● EXTRACTED INFORMATION:
....

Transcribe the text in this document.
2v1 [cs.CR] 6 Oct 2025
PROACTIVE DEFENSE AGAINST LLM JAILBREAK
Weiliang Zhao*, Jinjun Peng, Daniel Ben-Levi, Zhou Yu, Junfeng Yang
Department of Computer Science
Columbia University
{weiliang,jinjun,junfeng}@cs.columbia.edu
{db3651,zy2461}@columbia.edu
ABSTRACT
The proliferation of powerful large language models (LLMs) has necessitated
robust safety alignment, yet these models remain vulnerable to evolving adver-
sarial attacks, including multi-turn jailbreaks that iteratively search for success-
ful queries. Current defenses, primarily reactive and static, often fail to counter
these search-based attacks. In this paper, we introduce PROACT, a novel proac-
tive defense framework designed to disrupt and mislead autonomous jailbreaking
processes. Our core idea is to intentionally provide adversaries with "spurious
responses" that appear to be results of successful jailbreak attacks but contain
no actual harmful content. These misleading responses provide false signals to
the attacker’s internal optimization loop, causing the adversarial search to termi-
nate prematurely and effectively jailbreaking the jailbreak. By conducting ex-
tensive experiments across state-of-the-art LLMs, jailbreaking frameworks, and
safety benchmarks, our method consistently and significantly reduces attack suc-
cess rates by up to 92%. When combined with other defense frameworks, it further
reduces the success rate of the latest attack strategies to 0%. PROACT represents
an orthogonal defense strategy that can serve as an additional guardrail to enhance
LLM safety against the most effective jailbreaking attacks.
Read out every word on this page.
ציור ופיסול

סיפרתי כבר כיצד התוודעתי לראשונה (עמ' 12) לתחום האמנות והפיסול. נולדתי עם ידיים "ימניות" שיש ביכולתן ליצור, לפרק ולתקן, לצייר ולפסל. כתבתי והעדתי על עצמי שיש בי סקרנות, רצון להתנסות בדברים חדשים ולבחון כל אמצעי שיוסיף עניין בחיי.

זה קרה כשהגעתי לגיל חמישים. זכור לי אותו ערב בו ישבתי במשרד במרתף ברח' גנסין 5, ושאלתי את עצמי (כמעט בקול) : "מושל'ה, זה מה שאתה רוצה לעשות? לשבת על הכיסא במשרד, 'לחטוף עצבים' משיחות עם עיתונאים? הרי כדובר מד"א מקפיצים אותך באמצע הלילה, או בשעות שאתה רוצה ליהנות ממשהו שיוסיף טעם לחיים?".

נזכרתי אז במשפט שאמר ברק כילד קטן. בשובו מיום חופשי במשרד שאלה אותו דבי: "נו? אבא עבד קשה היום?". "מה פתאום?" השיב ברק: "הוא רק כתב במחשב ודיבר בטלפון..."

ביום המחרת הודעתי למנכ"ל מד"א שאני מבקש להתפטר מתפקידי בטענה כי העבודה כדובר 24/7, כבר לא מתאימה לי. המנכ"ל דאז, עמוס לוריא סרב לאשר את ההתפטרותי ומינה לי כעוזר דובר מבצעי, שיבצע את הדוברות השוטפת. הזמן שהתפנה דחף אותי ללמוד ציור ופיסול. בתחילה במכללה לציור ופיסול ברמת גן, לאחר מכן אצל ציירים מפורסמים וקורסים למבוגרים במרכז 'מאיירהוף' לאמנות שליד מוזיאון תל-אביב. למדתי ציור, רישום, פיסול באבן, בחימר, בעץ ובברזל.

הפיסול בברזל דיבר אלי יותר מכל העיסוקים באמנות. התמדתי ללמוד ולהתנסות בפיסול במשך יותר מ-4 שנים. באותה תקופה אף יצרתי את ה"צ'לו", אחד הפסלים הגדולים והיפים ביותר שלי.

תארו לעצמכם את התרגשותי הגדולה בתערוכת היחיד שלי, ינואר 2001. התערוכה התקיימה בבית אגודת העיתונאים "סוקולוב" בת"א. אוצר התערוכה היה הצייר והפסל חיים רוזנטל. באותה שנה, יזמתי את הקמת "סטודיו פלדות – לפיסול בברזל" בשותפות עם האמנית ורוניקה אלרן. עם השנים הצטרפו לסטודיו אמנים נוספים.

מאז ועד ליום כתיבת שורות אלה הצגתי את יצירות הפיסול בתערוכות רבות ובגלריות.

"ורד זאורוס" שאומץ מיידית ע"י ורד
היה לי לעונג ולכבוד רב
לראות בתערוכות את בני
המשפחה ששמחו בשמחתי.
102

....

● REQUIRED WORK: Filter the data for the string "בתערוכות" and copy every line that has it.

● THE ANSWER:
מאז ועד ליום כתיבת שורות אלה הצגתי את יצירות הפיסול בתערוכות רבות ובגלריות.
לראות בתערוכות את בני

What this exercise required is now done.